Required work: Retype the whole listing, please, keeping every line exact and dropping the pictures.

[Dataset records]
=-=-=-=-=
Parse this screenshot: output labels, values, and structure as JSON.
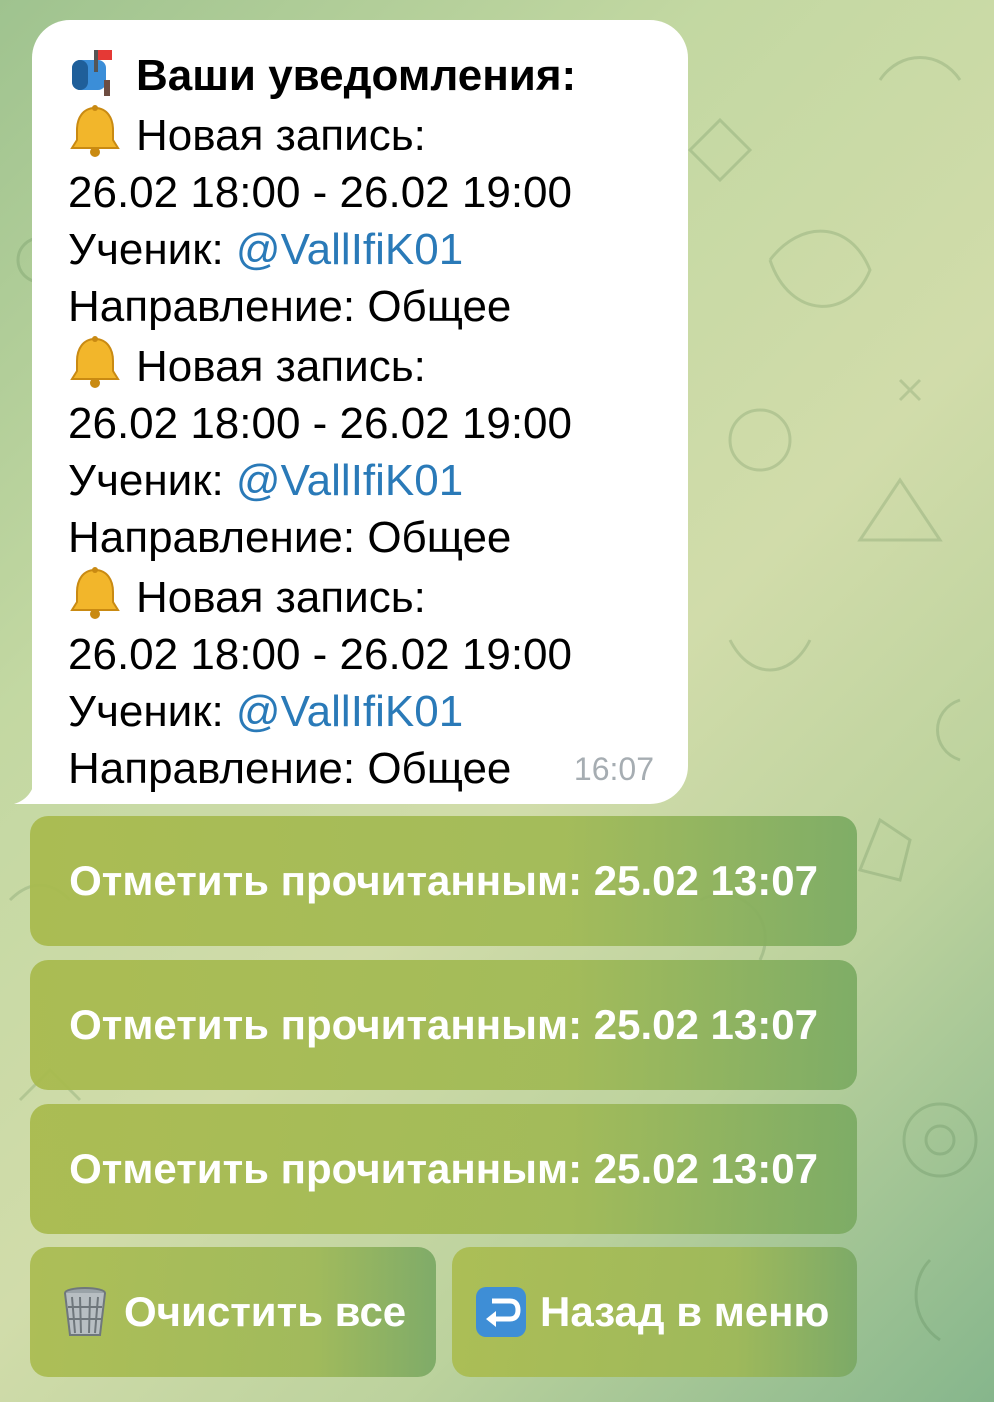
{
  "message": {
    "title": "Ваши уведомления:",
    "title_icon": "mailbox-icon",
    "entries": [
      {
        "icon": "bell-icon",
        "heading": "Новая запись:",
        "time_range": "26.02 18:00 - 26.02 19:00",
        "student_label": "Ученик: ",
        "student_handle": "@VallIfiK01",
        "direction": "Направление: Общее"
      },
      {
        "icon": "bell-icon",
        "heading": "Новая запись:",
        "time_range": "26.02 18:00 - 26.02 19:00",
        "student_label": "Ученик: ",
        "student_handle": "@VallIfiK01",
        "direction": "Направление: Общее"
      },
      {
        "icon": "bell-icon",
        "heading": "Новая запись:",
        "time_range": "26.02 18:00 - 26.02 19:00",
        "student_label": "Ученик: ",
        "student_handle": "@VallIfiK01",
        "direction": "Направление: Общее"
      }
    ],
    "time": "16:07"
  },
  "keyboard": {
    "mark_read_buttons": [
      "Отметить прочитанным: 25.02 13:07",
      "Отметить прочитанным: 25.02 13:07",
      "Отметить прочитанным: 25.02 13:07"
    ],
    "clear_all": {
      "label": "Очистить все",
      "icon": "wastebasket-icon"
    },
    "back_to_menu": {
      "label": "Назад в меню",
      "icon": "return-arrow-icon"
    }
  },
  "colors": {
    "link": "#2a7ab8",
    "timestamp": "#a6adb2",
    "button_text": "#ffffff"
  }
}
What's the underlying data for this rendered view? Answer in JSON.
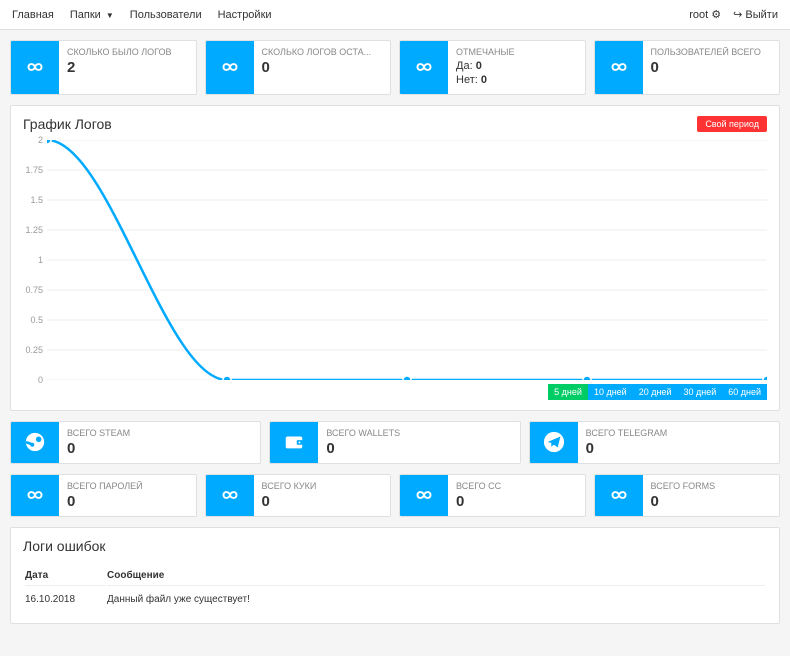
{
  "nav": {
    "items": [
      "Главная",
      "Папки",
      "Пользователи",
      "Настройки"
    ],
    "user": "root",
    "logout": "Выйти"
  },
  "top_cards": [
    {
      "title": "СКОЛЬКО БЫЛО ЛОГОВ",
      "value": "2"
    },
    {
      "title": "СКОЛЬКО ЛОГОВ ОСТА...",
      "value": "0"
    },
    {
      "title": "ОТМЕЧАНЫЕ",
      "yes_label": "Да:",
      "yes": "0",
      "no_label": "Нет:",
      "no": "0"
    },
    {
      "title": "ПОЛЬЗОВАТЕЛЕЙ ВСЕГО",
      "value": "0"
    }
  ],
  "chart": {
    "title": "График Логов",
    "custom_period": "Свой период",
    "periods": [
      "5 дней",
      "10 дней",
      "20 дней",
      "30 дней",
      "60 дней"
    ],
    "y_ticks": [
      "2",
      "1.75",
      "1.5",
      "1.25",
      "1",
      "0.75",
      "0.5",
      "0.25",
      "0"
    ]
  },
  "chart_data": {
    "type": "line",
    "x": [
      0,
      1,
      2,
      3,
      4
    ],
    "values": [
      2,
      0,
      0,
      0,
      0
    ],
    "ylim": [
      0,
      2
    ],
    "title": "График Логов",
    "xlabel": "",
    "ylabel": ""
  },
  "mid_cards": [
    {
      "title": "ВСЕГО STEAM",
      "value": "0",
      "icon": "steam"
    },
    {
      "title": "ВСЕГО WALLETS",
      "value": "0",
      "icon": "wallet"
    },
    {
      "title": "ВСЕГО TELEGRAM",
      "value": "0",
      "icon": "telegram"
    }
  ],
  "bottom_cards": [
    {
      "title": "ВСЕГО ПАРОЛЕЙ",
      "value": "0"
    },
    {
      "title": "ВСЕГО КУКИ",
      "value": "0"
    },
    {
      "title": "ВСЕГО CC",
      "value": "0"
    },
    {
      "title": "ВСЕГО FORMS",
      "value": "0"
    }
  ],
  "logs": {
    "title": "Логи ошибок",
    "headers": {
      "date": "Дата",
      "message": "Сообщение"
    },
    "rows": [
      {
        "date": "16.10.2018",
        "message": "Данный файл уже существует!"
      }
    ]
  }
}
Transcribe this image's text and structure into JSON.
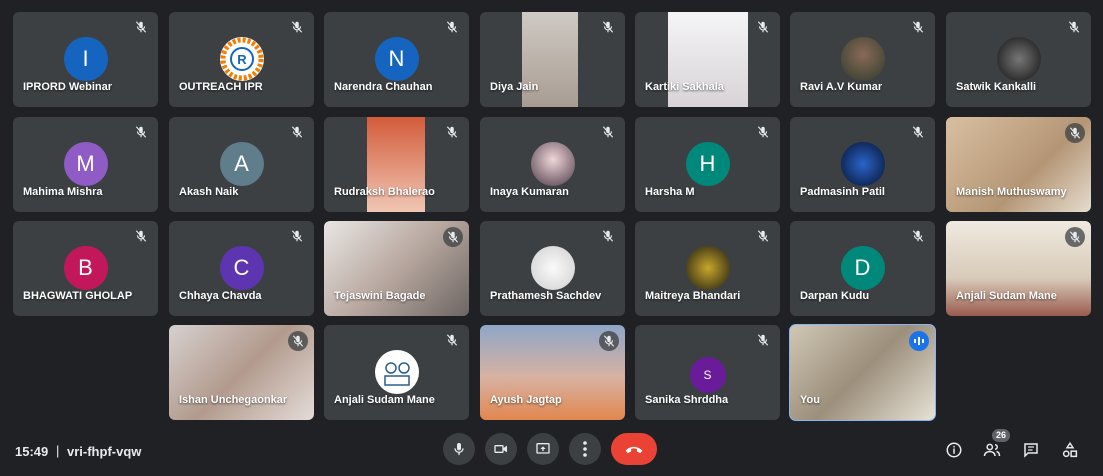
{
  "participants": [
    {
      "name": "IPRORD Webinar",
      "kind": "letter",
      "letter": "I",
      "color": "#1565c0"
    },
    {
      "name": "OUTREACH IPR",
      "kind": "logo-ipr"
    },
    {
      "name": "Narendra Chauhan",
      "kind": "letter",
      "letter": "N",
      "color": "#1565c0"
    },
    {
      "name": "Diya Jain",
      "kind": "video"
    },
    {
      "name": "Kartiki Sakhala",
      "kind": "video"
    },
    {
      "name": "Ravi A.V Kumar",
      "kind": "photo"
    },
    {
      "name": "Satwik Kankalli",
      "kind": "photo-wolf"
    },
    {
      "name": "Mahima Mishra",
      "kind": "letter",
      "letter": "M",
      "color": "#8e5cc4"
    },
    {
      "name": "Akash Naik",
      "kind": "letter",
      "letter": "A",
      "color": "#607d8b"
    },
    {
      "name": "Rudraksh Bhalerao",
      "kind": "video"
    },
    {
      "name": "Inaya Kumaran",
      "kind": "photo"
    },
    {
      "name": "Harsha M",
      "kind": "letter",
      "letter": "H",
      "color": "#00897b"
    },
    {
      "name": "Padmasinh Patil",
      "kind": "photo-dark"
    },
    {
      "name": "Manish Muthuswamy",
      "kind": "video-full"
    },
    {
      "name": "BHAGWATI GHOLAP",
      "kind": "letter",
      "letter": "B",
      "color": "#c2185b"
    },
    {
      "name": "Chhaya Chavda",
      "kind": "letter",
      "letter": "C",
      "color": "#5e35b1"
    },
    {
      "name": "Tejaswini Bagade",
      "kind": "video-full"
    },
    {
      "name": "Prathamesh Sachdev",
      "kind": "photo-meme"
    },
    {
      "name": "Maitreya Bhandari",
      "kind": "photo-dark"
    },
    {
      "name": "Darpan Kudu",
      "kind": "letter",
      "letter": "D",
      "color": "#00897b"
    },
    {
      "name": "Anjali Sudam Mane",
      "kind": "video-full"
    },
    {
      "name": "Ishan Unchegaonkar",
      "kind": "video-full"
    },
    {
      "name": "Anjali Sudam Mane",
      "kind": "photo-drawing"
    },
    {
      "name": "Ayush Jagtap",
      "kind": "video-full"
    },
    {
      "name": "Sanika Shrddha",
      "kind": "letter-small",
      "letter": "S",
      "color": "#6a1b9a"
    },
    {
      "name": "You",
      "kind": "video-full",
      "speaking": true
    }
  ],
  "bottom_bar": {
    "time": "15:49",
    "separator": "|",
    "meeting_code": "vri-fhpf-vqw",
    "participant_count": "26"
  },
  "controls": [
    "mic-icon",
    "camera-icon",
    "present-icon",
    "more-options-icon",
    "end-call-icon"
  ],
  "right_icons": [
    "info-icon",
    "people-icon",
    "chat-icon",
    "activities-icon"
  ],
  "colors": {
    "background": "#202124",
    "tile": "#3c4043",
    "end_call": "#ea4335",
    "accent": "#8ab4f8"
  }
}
=-=-=-=-=
Exercise output:
Parse this screenshot: output labels, values, and structure as JSON.
{
  "message": {
    "title": "Ваши уведомления:",
    "title_icon": "mailbox-icon",
    "entries": [
      {
        "icon": "bell-icon",
        "heading": "Новая запись:",
        "time_range": "26.02 18:00 - 26.02 19:00",
        "student_label": "Ученик: ",
        "student_handle": "@VallIfiK01",
        "direction": "Направление: Общее"
      },
      {
        "icon": "bell-icon",
        "heading": "Новая запись:",
        "time_range": "26.02 18:00 - 26.02 19:00",
        "student_label": "Ученик: ",
        "student_handle": "@VallIfiK01",
        "direction": "Направление: Общее"
      },
      {
        "icon": "bell-icon",
        "heading": "Новая запись:",
        "time_range": "26.02 18:00 - 26.02 19:00",
        "student_label": "Ученик: ",
        "student_handle": "@VallIfiK01",
        "direction": "Направление: Общее"
      }
    ],
    "time": "16:07"
  },
  "keyboard": {
    "mark_read_buttons": [
      "Отметить прочитанным: 25.02 13:07",
      "Отметить прочитанным: 25.02 13:07",
      "Отметить прочитанным: 25.02 13:07"
    ],
    "clear_all": {
      "label": "Очистить все",
      "icon": "wastebasket-icon"
    },
    "back_to_menu": {
      "label": "Назад в меню",
      "icon": "return-arrow-icon"
    }
  },
  "colors": {
    "link": "#2a7ab8",
    "timestamp": "#a6adb2",
    "button_text": "#ffffff"
  }
}
What's the underlying data for this rendered view? Answer in JSON.
{
  "nav": {
    "items": [
      "Главная",
      "Папки",
      "Пользователи",
      "Настройки"
    ],
    "user": "root",
    "logout": "Выйти"
  },
  "top_cards": [
    {
      "title": "СКОЛЬКО БЫЛО ЛОГОВ",
      "value": "2"
    },
    {
      "title": "СКОЛЬКО ЛОГОВ ОСТА...",
      "value": "0"
    },
    {
      "title": "ОТМЕЧАНЫЕ",
      "yes_label": "Да:",
      "yes": "0",
      "no_label": "Нет:",
      "no": "0"
    },
    {
      "title": "ПОЛЬЗОВАТЕЛЕЙ ВСЕГО",
      "value": "0"
    }
  ],
  "chart": {
    "title": "График Логов",
    "custom_period": "Свой период",
    "periods": [
      "5 дней",
      "10 дней",
      "20 дней",
      "30 дней",
      "60 дней"
    ],
    "y_ticks": [
      "2",
      "1.75",
      "1.5",
      "1.25",
      "1",
      "0.75",
      "0.5",
      "0.25",
      "0"
    ]
  },
  "chart_data": {
    "type": "line",
    "x": [
      0,
      1,
      2,
      3,
      4
    ],
    "values": [
      2,
      0,
      0,
      0,
      0
    ],
    "ylim": [
      0,
      2
    ],
    "title": "График Логов",
    "xlabel": "",
    "ylabel": ""
  },
  "mid_cards": [
    {
      "title": "ВСЕГО STEAM",
      "value": "0",
      "icon": "steam"
    },
    {
      "title": "ВСЕГО WALLETS",
      "value": "0",
      "icon": "wallet"
    },
    {
      "title": "ВСЕГО TELEGRAM",
      "value": "0",
      "icon": "telegram"
    }
  ],
  "bottom_cards": [
    {
      "title": "ВСЕГО ПАРОЛЕЙ",
      "value": "0"
    },
    {
      "title": "ВСЕГО КУКИ",
      "value": "0"
    },
    {
      "title": "ВСЕГО CC",
      "value": "0"
    },
    {
      "title": "ВСЕГО FORMS",
      "value": "0"
    }
  ],
  "logs": {
    "title": "Логи ошибок",
    "headers": {
      "date": "Дата",
      "message": "Сообщение"
    },
    "rows": [
      {
        "date": "16.10.2018",
        "message": "Данный файл уже существует!"
      }
    ]
  }
}
Transcribe this image's text and structure into JSON.
{
  "participants": [
    {
      "name": "IPRORD Webinar",
      "kind": "letter",
      "letter": "I",
      "color": "#1565c0"
    },
    {
      "name": "OUTREACH IPR",
      "kind": "logo-ipr"
    },
    {
      "name": "Narendra Chauhan",
      "kind": "letter",
      "letter": "N",
      "color": "#1565c0"
    },
    {
      "name": "Diya Jain",
      "kind": "video"
    },
    {
      "name": "Kartiki Sakhala",
      "kind": "video"
    },
    {
      "name": "Ravi A.V Kumar",
      "kind": "photo"
    },
    {
      "name": "Satwik Kankalli",
      "kind": "photo-wolf"
    },
    {
      "name": "Mahima Mishra",
      "kind": "letter",
      "letter": "M",
      "color": "#8e5cc4"
    },
    {
      "name": "Akash Naik",
      "kind": "letter",
      "letter": "A",
      "color": "#607d8b"
    },
    {
      "name": "Rudraksh Bhalerao",
      "kind": "video"
    },
    {
      "name": "Inaya Kumaran",
      "kind": "photo"
    },
    {
      "name": "Harsha M",
      "kind": "letter",
      "letter": "H",
      "color": "#00897b"
    },
    {
      "name": "Padmasinh Patil",
      "kind": "photo-dark"
    },
    {
      "name": "Manish Muthuswamy",
      "kind": "video-full"
    },
    {
      "name": "BHAGWATI GHOLAP",
      "kind": "letter",
      "letter": "B",
      "color": "#c2185b"
    },
    {
      "name": "Chhaya Chavda",
      "kind": "letter",
      "letter": "C",
      "color": "#5e35b1"
    },
    {
      "name": "Tejaswini Bagade",
      "kind": "video-full"
    },
    {
      "name": "Prathamesh Sachdev",
      "kind": "photo-meme"
    },
    {
      "name": "Maitreya Bhandari",
      "kind": "photo-dark"
    },
    {
      "name": "Darpan Kudu",
      "kind": "letter",
      "letter": "D",
      "color": "#00897b"
    },
    {
      "name": "Anjali Sudam Mane",
      "kind": "video-full"
    },
    {
      "name": "Ishan Unchegaonkar",
      "kind": "video-full"
    },
    {
      "name": "Anjali Sudam Mane",
      "kind": "photo-drawing"
    },
    {
      "name": "Ayush Jagtap",
      "kind": "video-full"
    },
    {
      "name": "Sanika Shrddha",
      "kind": "letter-small",
      "letter": "S",
      "color": "#6a1b9a"
    },
    {
      "name": "You",
      "kind": "video-full",
      "speaking": true
    }
  ],
  "bottom_bar": {
    "time": "15:49",
    "separator": "|",
    "meeting_code": "vri-fhpf-vqw",
    "participant_count": "26"
  },
  "controls": [
    "mic-icon",
    "camera-icon",
    "present-icon",
    "more-options-icon",
    "end-call-icon"
  ],
  "right_icons": [
    "info-icon",
    "people-icon",
    "chat-icon",
    "activities-icon"
  ],
  "colors": {
    "background": "#202124",
    "tile": "#3c4043",
    "end_call": "#ea4335",
    "accent": "#8ab4f8"
  }
}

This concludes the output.